- [Problem to work on]
Copy out lines with the word "kieselguhr" from the material that follows.

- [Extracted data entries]
>> start
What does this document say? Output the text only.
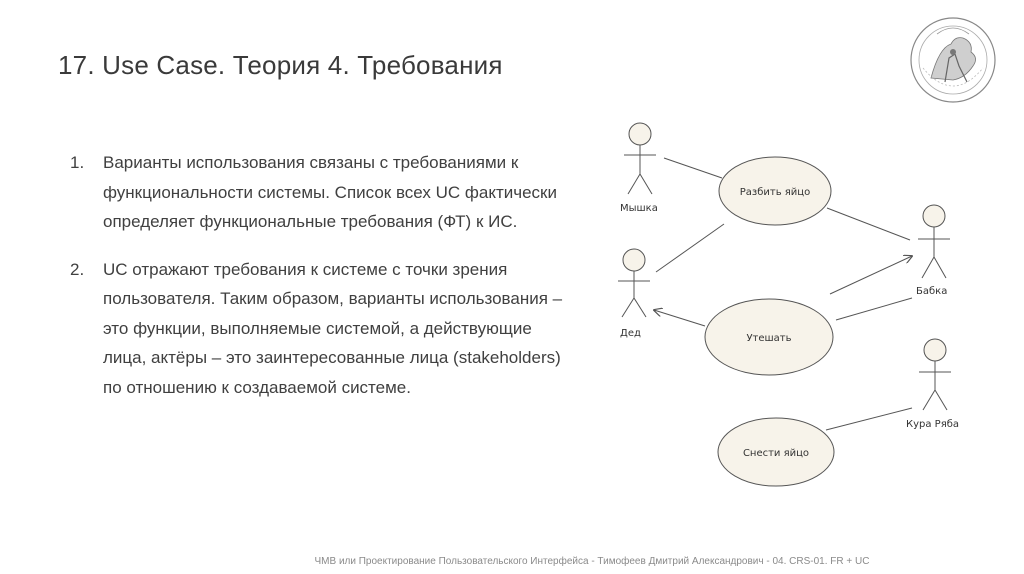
17. Use Case. Теория 4. Требования
1.	Варианты использования связаны с требованиями к функциональности системы. Список всех UC фактически определяет функциональные требования (ФТ) к ИС.
2.	UC отражают требования к системе с точки зрения пользователя. Таким образом, варианты использования – это функции, выполняемые системой, а действующие лица, актёры – это заинтересованные лица (stakeholders) по отношению к создаваемой системе.
Разбить яйцо
Утешать
Снести яйцо
Мышка
Дед
Бабка
Кура Ряба
ЧМВ или Проектирование Пользовательского Интерфейса - Тимофеев Дмитрий Александрович - 04. CRS-01. FR + UC
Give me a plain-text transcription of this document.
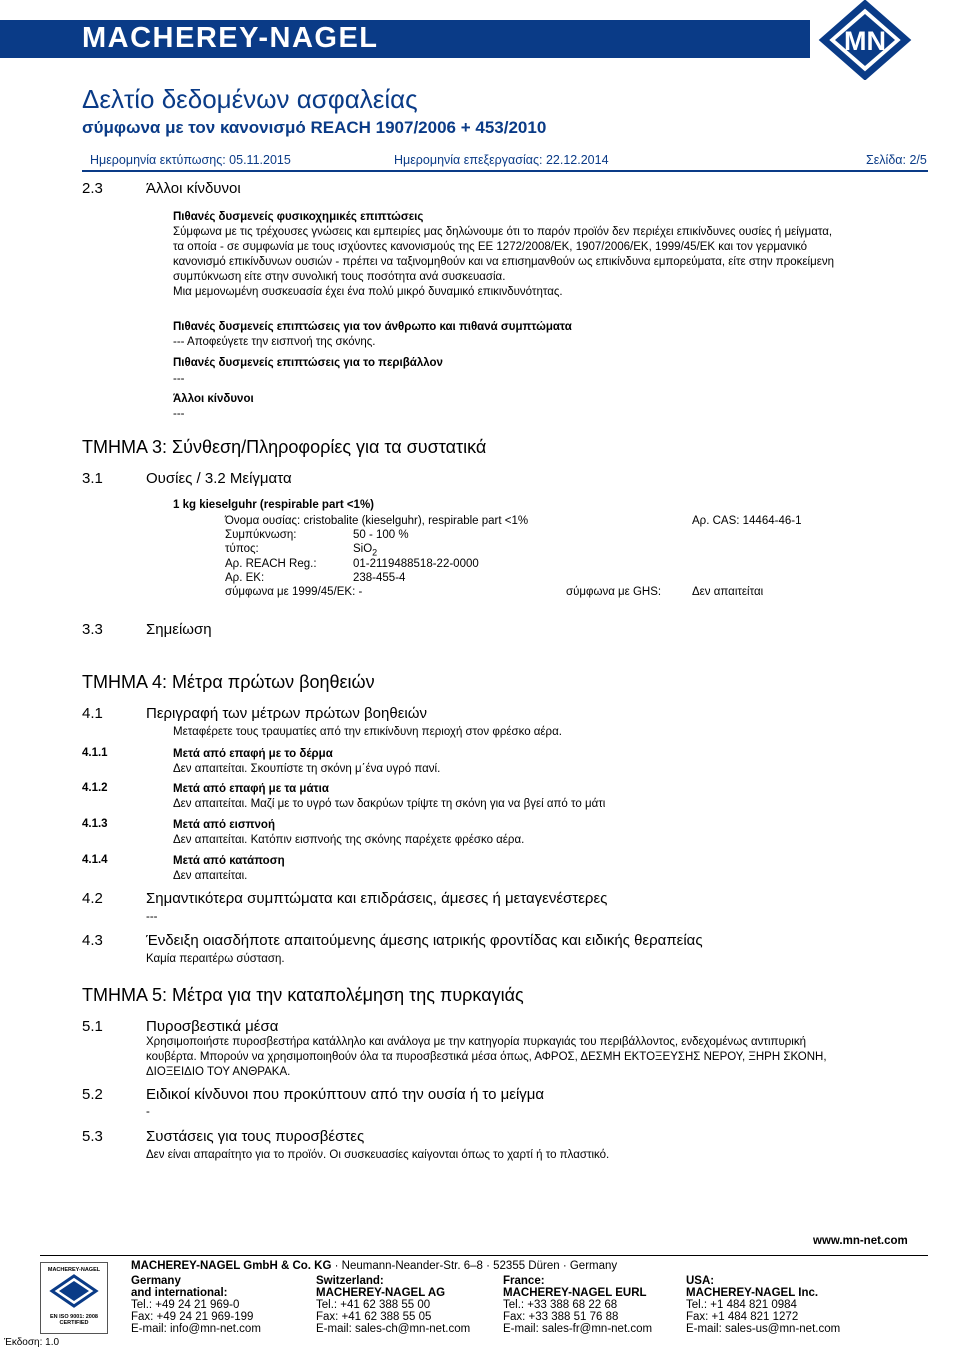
MACHEREY-NAGEL	MN
Δελτίο δεδομένων ασφαλείας
σύμφωνα με τον κανονισμό REACH 1907/2006 + 453/2010
Ημερομηνία εκτύπωσης: 05.11.2015	Ημερομηνία επεξεργασίας: 22.12.2014	Σελίδα: 2/5
2.3	Άλλοι κίνδυνοι
Πιθανές δυσμενείς φυσικοχημικές επιπτώσεις
Σύμφωνα με τις τρέχουσες γνώσεις και εμπειρίες μας δηλώνουμε ότι το παρόν προϊόν δεν περιέχει επικίνδυνες ουσίες ή μείγματα,
τα οποία - σε συμφωνία με τους ισχύοντες κανονισμούς της ΕΕ 1272/2008/ΕΚ, 1907/2006/ΕΚ, 1999/45/ΕΚ και τον γερμανικό
κανονισμό επικίνδυνων ουσιών - πρέπει να ταξινομηθούν και να επισημανθούν ως επικίνδυνα εμπορεύματα, είτε στην προκείμενη
συμπύκνωση είτε στην συνολική τους ποσότητα ανά συσκευασία.
Μια μεμονωμένη συσκευασία έχει ένα πολύ μικρό δυναμικό επικινδυνότητας.
Πιθανές δυσμενείς επιπτώσεις για τον άνθρωπο και πιθανά συμπτώματα
--- Αποφεύγετε την εισπνοή της σκόνης.
Πιθανές δυσμενείς επιπτώσεις για το περιβάλλον
---
Άλλοι κίνδυνοι
---
ΤΜΗΜΑ 3: Σύνθεση/Πληροφορίες για τα συστατικά
3.1	Ουσίες / 3.2 Μείγματα
1 kg kieselguhr (respirable part <1%)
Όνομα ουσίας: cristobalite (kieselguhr), respirable part <1%	Αρ. CAS: 14464-46-1
Συμπύκνωση:	50 - 100 %
τύπος:	SiO$_2$
Αρ. REACH Reg.:	01-2119488518-22-0000
Αρ. ΕΚ:	238-455-4
σύμφωνα με 1999/45/ΕΚ: -	σύμφωνα με GHS:	Δεν απαιτείται
3.3	Σημείωση
ΤΜΗΜΑ 4: Μέτρα πρώτων βοηθειών
4.1	Περιγραφή των μέτρων πρώτων βοηθειών
Μεταφέρετε τους τραυματίες από την επικίνδυνη περιοχή στον φρέσκο αέρα.
4.1.1	Μετά από επαφή με το δέρμα
Δεν απαιτείται. Σκουπίστε τη σκόνη μ΄ένα υγρό πανί.
4.1.2	Μετά από επαφή με τα μάτια
Δεν απαιτείται. Μαζί με το υγρό των δακρύων τρίψτε τη σκόνη για να βγεί από το μάτι
4.1.3	Μετά από εισπνοή
Δεν απαιτείται. Κατόπιν εισπνοής της σκόνης παρέχετε φρέσκο αέρα.
4.1.4	Μετά από κατάποση
Δεν απαιτείται.
4.2	Σημαντικότερα συμπτώματα και επιδράσεις, άμεσες ή μεταγενέστερες
---
4.3	Ένδειξη οιασδήποτε απαιτούμενης άμεσης ιατρικής φροντίδας και ειδικής θεραπείας
Καμία περαιτέρω σύσταση.
ΤΜΗΜΑ 5: Μέτρα για την καταπολέμηση της πυρκαγιάς
5.1	Πυροσβεστικά μέσα
Χρησιμοποιήστε πυροσβεστήρα κατάλληλο και ανάλογα με την κατηγορία πυρκαγιάς του περιβάλλοντος, ενδεχομένως αντιπυρική
κουβέρτα. Μπορούν να χρησιμοποιηθούν όλα τα πυροσβεστικά μέσα όπως, ΑΦΡΟΣ, ΔΕΣΜΗ ΕΚΤΟΞΕΥΣΗΣ ΝΕΡΟΥ, ΞΗΡΗ ΣΚΟΝΗ,
ΔΙΟΞΕΙΔΙΟ ΤΟΥ ΑΝΘΡΑΚΑ.
5.2	Ειδικοί κίνδυνοι που προκύπτουν από την ουσία ή το μείγμα
-
5.3	Συστάσεις για τους πυροσβέστες
Δεν είναι απαραίτητο για το προϊόν. Οι συσκευασίες καίγονται όπως το χαρτί ή το πλαστικό.
www.mn-net.com
MACHEREY-NAGEL
EN ISO 9001: 2008
CERTIFIED
Έκδοση: 1.0
MACHEREY-NAGEL GmbH & Co. KG · Neumann-Neander-Str. 6–8 · 52355 Düren · Germany
Germany
and international:
Tel.: +49 24 21 969-0
Fax: +49 24 21 969-199
E-mail: info@mn-net.com
Switzerland:
MACHEREY-NAGEL AG
Tel.: +41 62 388 55 00
Fax: +41 62 388 55 05
E-mail: sales-ch@mn-net.com
France:
MACHEREY-NAGEL EURL
Tel.: +33 388 68 22 68
Fax: +33 388 51 76 88
E-mail: sales-fr@mn-net.com
USA:
MACHEREY-NAGEL Inc.
Tel.: +1 484 821 0984
Fax: +1 484 821 1272
E-mail: sales-us@mn-net.com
>> end
- [Solution]
1 kg kieselguhr (respirable part <1%)
Όνομα ουσίας: cristobalite (kieselguhr), respirable part <1%	Αρ. CAS: 14464-46-1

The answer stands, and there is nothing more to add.